::: Records provided :::

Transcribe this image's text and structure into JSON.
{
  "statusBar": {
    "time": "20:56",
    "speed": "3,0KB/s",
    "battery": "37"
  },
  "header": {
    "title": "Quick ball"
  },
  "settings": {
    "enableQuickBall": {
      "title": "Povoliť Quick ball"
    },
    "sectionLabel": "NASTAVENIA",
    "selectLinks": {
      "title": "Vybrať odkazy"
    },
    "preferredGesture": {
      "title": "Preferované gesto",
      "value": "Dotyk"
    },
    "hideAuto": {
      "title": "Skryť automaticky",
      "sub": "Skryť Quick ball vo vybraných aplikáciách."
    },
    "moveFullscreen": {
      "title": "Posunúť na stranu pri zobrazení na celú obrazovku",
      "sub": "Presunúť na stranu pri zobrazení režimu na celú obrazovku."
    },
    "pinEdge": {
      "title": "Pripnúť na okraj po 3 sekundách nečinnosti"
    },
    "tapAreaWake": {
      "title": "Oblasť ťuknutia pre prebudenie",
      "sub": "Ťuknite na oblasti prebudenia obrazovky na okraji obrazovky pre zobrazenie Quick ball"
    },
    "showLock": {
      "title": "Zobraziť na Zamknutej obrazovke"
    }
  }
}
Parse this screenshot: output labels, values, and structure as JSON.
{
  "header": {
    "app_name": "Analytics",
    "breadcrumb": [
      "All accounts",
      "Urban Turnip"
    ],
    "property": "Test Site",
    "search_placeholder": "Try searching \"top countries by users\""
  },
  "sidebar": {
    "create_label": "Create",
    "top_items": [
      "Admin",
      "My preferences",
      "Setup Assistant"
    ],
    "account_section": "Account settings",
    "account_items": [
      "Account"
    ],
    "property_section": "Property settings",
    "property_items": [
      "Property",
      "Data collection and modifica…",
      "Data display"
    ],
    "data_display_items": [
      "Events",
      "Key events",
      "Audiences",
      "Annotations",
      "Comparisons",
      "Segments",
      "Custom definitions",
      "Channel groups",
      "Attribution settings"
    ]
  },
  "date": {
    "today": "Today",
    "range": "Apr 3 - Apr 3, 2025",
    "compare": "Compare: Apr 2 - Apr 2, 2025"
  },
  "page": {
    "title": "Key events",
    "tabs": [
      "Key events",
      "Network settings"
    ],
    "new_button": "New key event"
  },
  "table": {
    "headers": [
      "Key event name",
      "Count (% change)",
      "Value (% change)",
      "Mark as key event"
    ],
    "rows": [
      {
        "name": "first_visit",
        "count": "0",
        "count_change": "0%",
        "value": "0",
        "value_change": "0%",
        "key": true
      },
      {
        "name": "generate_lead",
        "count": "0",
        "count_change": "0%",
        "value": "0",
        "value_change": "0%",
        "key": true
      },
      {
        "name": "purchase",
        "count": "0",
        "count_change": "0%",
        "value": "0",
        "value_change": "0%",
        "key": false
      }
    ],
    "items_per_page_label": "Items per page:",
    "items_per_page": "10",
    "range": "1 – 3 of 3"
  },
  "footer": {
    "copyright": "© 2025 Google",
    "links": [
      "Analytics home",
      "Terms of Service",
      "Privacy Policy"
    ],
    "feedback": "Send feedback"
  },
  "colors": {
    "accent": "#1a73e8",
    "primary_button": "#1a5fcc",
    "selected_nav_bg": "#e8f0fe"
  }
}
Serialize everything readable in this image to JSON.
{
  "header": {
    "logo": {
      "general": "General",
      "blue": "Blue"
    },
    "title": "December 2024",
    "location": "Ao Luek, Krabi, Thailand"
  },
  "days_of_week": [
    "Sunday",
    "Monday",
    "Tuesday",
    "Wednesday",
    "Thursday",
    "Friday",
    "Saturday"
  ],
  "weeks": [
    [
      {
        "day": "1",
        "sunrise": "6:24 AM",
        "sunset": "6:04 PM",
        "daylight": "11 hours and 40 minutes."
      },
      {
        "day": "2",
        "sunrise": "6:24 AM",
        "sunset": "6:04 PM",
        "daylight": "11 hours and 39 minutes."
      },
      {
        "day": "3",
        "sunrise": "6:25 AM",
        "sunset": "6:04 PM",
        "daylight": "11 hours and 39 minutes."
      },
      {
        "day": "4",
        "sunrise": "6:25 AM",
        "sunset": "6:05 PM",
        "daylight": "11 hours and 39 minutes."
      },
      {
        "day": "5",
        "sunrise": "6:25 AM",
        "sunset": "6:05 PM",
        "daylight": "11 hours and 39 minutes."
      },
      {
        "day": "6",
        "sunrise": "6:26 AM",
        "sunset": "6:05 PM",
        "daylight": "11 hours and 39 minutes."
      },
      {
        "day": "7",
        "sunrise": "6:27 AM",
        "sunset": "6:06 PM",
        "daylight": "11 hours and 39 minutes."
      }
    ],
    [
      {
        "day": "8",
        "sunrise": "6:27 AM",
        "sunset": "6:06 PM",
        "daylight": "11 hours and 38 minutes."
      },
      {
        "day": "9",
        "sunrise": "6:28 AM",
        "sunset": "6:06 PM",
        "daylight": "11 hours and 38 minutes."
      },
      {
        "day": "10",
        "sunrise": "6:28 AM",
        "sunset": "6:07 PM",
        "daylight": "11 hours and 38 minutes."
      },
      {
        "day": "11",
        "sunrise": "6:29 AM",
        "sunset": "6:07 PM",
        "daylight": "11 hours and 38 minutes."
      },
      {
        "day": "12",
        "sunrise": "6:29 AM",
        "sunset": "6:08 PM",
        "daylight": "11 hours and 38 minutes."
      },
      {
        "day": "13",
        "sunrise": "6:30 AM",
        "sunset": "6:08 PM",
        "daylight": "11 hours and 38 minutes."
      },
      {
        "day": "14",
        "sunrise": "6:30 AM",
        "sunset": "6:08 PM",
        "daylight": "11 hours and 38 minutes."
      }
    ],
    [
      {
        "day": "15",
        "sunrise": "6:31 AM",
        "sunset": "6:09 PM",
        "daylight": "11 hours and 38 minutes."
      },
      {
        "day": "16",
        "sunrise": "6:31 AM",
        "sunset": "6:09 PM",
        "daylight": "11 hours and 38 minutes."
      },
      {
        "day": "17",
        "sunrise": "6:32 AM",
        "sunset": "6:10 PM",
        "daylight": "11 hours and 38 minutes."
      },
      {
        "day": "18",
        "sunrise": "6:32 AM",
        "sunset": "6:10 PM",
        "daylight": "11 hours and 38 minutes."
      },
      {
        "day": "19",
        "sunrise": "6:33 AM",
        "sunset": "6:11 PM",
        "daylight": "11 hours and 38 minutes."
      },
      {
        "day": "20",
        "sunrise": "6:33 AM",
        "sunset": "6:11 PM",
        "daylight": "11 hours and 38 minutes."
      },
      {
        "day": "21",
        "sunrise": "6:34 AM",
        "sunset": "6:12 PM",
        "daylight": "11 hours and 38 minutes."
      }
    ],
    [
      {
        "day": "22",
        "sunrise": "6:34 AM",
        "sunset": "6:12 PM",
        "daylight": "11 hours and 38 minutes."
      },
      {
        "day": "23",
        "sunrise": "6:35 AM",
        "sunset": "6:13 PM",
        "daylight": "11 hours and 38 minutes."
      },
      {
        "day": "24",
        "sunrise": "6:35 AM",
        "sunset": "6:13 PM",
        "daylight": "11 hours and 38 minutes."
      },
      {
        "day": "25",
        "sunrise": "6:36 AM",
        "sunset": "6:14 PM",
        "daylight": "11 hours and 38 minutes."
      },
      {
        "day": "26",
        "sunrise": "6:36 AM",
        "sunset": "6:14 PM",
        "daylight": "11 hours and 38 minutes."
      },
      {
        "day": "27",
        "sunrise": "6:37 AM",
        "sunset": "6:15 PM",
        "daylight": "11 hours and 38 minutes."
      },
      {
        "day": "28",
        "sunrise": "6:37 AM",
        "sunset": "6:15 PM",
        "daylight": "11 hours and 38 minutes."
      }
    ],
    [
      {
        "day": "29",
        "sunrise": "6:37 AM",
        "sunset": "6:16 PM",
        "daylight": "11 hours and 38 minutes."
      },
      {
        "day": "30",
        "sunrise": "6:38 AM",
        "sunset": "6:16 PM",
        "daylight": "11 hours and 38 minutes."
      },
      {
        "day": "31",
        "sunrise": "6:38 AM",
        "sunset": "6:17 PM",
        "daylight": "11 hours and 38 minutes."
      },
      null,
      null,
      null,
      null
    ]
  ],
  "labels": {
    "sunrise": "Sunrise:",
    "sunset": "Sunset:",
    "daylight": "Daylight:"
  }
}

:::

[Description of the task]:
Each line holding "labels" must be found and copied.

[Expected output]:
Parse this screenshot: output labels, values, and structure as JSON.
  "labels": {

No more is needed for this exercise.